• [Task to complete] Rewrite the data below, changing every "interactable" to "clickable" and keeping everything else the same. Leave the pictures out.

Element location data:
** begin **

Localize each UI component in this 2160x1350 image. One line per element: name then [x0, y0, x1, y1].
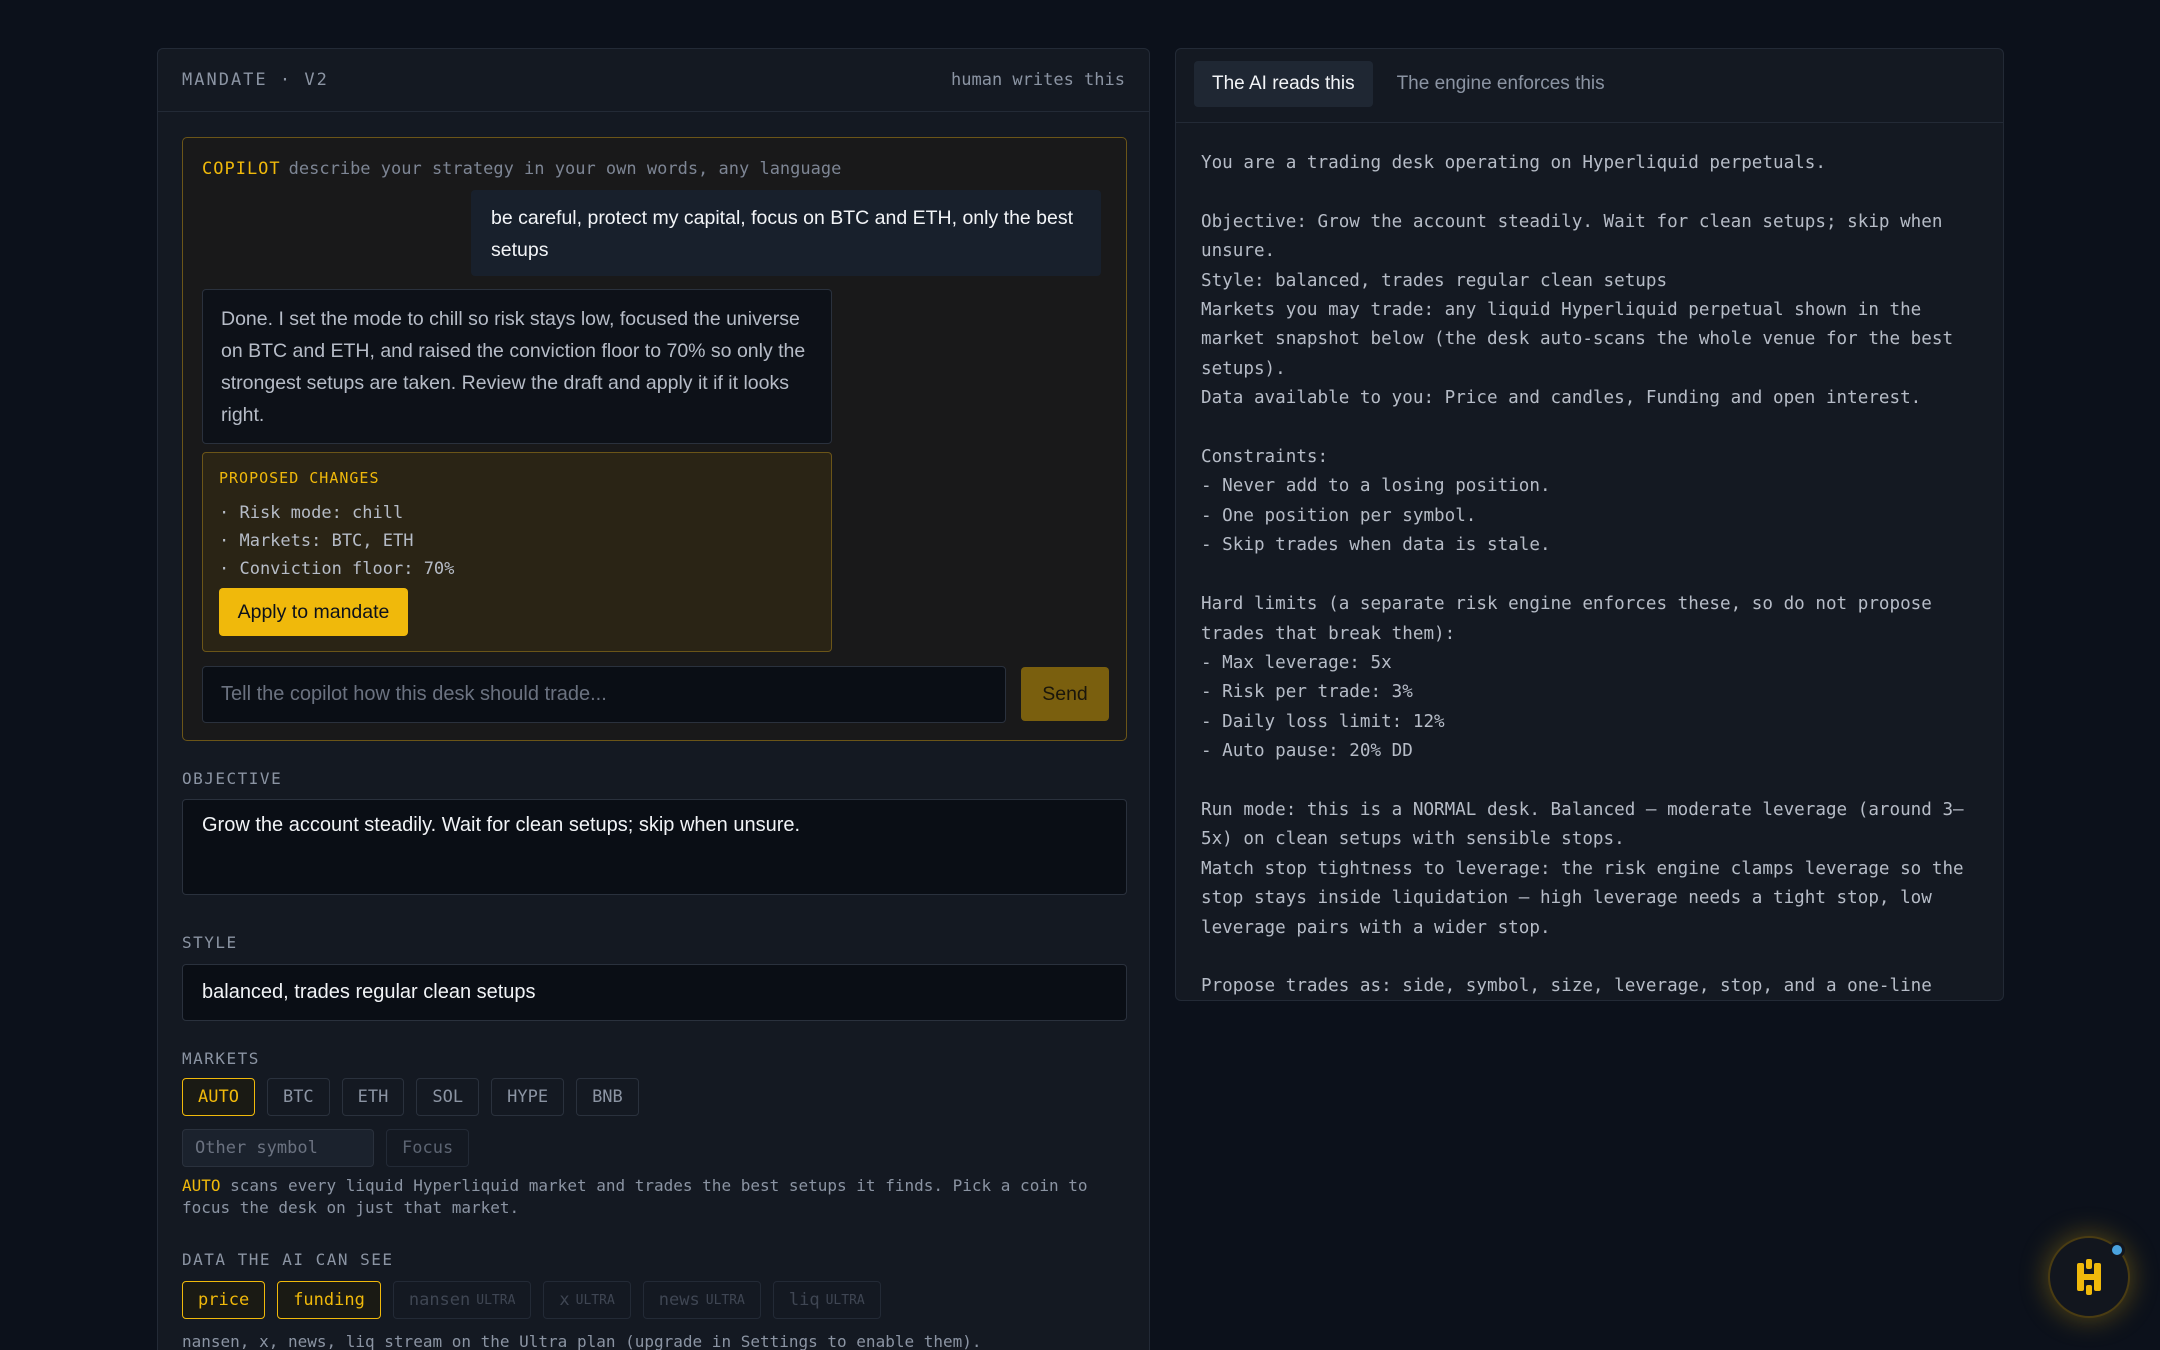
- mandate-header: MANDATE · V2 human writes this: [158, 49, 1149, 112]
- data-sources-label: DATA THE AI CAN SEE: [182, 1250, 394, 1269]
- market-chip-eth[interactable]: ETH: [341, 1078, 405, 1116]
- ultra-tag: ULTRA: [476, 1292, 516, 1308]
- proposal-item-conviction: · Conviction floor: 70%: [219, 559, 455, 579]
- data-chip-nansen-label: nansen: [408, 1290, 471, 1310]
- data-chip-news-label: news: [658, 1290, 700, 1310]
- preview-tabs: The AI reads this The engine enforces th…: [1176, 49, 2003, 123]
- ultra-tag: ULTRA: [575, 1292, 615, 1308]
- markets-chip-row: AUTO BTC ETH SOL HYPE BNB: [182, 1078, 639, 1116]
- markets-hint: AUTO scans every liquid Hyperliquid mark…: [182, 1175, 1132, 1219]
- objective-field[interactable]: [182, 799, 1127, 895]
- tab-engine-enforces[interactable]: The engine enforces this: [1379, 61, 1623, 107]
- notification-dot-icon: [2109, 1242, 2125, 1258]
- data-chip-price[interactable]: price: [182, 1281, 266, 1319]
- copilot-description: describe your strategy in your own words…: [288, 159, 842, 179]
- markets-label: MARKETS: [182, 1049, 260, 1068]
- hyperliquid-logo-icon: [2077, 1259, 2101, 1295]
- ultra-tag: ULTRA: [705, 1292, 745, 1308]
- user-message: be careful, protect my capital, focus on…: [471, 190, 1101, 276]
- data-chip-liq[interactable]: liq ULTRA: [772, 1281, 881, 1319]
- market-chip-bnb[interactable]: BNB: [576, 1078, 639, 1116]
- other-symbol-input[interactable]: [182, 1129, 374, 1167]
- market-chip-auto[interactable]: AUTO: [182, 1078, 255, 1116]
- proposed-changes: PROPOSED CHANGES · Risk mode: chill · Ma…: [202, 452, 832, 652]
- focus-button[interactable]: Focus: [386, 1129, 470, 1167]
- data-chip-x[interactable]: x ULTRA: [543, 1281, 631, 1319]
- proposed-changes-title: PROPOSED CHANGES: [219, 469, 380, 487]
- data-chip-news[interactable]: news ULTRA: [642, 1281, 761, 1319]
- copilot-tag: COPILOT: [202, 159, 281, 179]
- tab-ai-reads[interactable]: The AI reads this: [1194, 61, 1373, 107]
- copilot-header: COPILOT describe your strategy in your ow…: [202, 159, 841, 179]
- data-chip-x-label: x: [559, 1290, 570, 1310]
- market-chip-btc[interactable]: BTC: [266, 1078, 330, 1116]
- markets-hint-text: scans every liquid Hyperliquid market an…: [182, 1176, 1088, 1217]
- proposal-item-markets: · Markets: BTC, ETH: [219, 531, 414, 551]
- data-chip-nansen[interactable]: nansen ULTRA: [392, 1281, 532, 1319]
- data-chip-liq-label: liq: [788, 1290, 820, 1310]
- data-sources-hint: nansen, x, news, liq stream on the Ultra…: [182, 1332, 982, 1350]
- prompt-preview-panel: The AI reads this The engine enforces th…: [1175, 48, 2004, 1001]
- ai-message: Done. I set the mode to chill so risk st…: [202, 289, 832, 444]
- copilot-input[interactable]: [202, 666, 1006, 723]
- proposal-item-risk-mode: · Risk mode: chill: [219, 503, 404, 523]
- market-chip-sol[interactable]: SOL: [416, 1078, 480, 1116]
- objective-label: OBJECTIVE: [182, 769, 283, 788]
- mandate-subtitle: human writes this: [951, 70, 1125, 90]
- apply-to-mandate-button[interactable]: Apply to mandate: [219, 588, 408, 636]
- style-field[interactable]: [182, 964, 1127, 1021]
- markets-hint-auto: AUTO: [182, 1176, 221, 1195]
- ultra-tag: ULTRA: [825, 1292, 865, 1308]
- market-chip-hype[interactable]: HYPE: [491, 1078, 565, 1116]
- other-symbol-row: Focus: [182, 1129, 470, 1167]
- data-sources-chip-row: price funding nansen ULTRA x ULTRA news ULT…: [182, 1281, 881, 1319]
- style-label: STYLE: [182, 933, 238, 952]
- data-chip-funding[interactable]: funding: [277, 1281, 381, 1319]
- send-button[interactable]: Send: [1021, 667, 1109, 721]
- mandate-title: MANDATE · V2: [182, 70, 329, 90]
- system-prompt-preview: You are a trading desk operating on Hype…: [1201, 153, 1964, 997]
- mandate-panel: MANDATE · V2 human writes this COPILOT de…: [157, 48, 1150, 1350]
- copilot-panel: COPILOT describe your strategy in your ow…: [182, 137, 1127, 741]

** end **

• [Full answer]
Localize each UI component in this 2160x1350 image. One line per element: name then [x0, y0, x1, y1].
- mandate-header: MANDATE · V2 human writes this: [158, 49, 1149, 112]
- data-sources-label: DATA THE AI CAN SEE: [182, 1250, 394, 1269]
- market-chip-eth[clickable]: ETH: [341, 1078, 405, 1116]
- ultra-tag: ULTRA: [476, 1292, 516, 1308]
- proposal-item-conviction: · Conviction floor: 70%: [219, 559, 455, 579]
- data-chip-nansen-label: nansen: [408, 1290, 471, 1310]
- data-chip-news-label: news: [658, 1290, 700, 1310]
- preview-tabs: The AI reads this The engine enforces th…: [1176, 49, 2003, 123]
- ultra-tag: ULTRA: [575, 1292, 615, 1308]
- markets-chip-row: AUTO BTC ETH SOL HYPE BNB: [182, 1078, 639, 1116]
- markets-hint: AUTO scans every liquid Hyperliquid mark…: [182, 1175, 1132, 1219]
- objective-field[clickable]: [182, 799, 1127, 895]
- tab-engine-enforces[clickable]: The engine enforces this: [1379, 61, 1623, 107]
- notification-dot-icon: [2109, 1242, 2125, 1258]
- data-chip-price[clickable]: price: [182, 1281, 266, 1319]
- copilot-description: describe your strategy in your own words…: [288, 159, 842, 179]
- markets-label: MARKETS: [182, 1049, 260, 1068]
- hyperliquid-logo-icon: [2077, 1259, 2101, 1295]
- ultra-tag: ULTRA: [705, 1292, 745, 1308]
- user-message: be careful, protect my capital, focus on…: [471, 190, 1101, 276]
- data-chip-liq[clickable]: liq ULTRA: [772, 1281, 881, 1319]
- market-chip-bnb[clickable]: BNB: [576, 1078, 639, 1116]
- other-symbol-input[clickable]: [182, 1129, 374, 1167]
- market-chip-auto[clickable]: AUTO: [182, 1078, 255, 1116]
- proposed-changes: PROPOSED CHANGES · Risk mode: chill · Ma…: [202, 452, 832, 652]
- focus-button[clickable]: Focus: [386, 1129, 470, 1167]
- data-chip-x[clickable]: x ULTRA: [543, 1281, 631, 1319]
- proposed-changes-title: PROPOSED CHANGES: [219, 469, 380, 487]
- data-chip-news[clickable]: news ULTRA: [642, 1281, 761, 1319]
- copilot-tag: COPILOT: [202, 159, 281, 179]
- tab-ai-reads[clickable]: The AI reads this: [1194, 61, 1373, 107]
- copilot-header: COPILOT describe your strategy in your ow…: [202, 159, 841, 179]
- data-chip-x-label: x: [559, 1290, 570, 1310]
- market-chip-btc[clickable]: BTC: [266, 1078, 330, 1116]
- markets-hint-text: scans every liquid Hyperliquid market an…: [182, 1176, 1088, 1217]
- proposal-item-markets: · Markets: BTC, ETH: [219, 531, 414, 551]
- data-chip-nansen[clickable]: nansen ULTRA: [392, 1281, 532, 1319]
- data-chip-liq-label: liq: [788, 1290, 820, 1310]
- data-sources-hint: nansen, x, news, liq stream on the Ultra…: [182, 1332, 982, 1350]
- prompt-preview-panel: The AI reads this The engine enforces th…: [1175, 48, 2004, 1001]
- ai-message: Done. I set the mode to chill so risk st…: [202, 289, 832, 444]
- copilot-input[clickable]: [202, 666, 1006, 723]
- proposal-item-risk-mode: · Risk mode: chill: [219, 503, 404, 523]
- market-chip-sol[clickable]: SOL: [416, 1078, 480, 1116]
- objective-label: OBJECTIVE: [182, 769, 283, 788]
- mandate-subtitle: human writes this: [951, 70, 1125, 90]
- apply-to-mandate-button[clickable]: Apply to mandate: [219, 588, 408, 636]
- style-field[clickable]: [182, 964, 1127, 1021]
- markets-hint-auto: AUTO: [182, 1176, 221, 1195]
- ultra-tag: ULTRA: [825, 1292, 865, 1308]
- market-chip-hype[clickable]: HYPE: [491, 1078, 565, 1116]
- other-symbol-row: Focus: [182, 1129, 470, 1167]
- data-sources-chip-row: price funding nansen ULTRA x ULTRA news ULT…: [182, 1281, 881, 1319]
- style-label: STYLE: [182, 933, 238, 952]
- data-chip-funding[clickable]: funding: [277, 1281, 381, 1319]
- send-button[clickable]: Send: [1021, 667, 1109, 721]
- mandate-title: MANDATE · V2: [182, 70, 329, 90]
- system-prompt-preview: You are a trading desk operating on Hype…: [1201, 153, 1964, 997]
- mandate-panel: MANDATE · V2 human writes this COPILOT de…: [157, 48, 1150, 1350]
- copilot-panel: COPILOT describe your strategy in your ow…: [182, 137, 1127, 741]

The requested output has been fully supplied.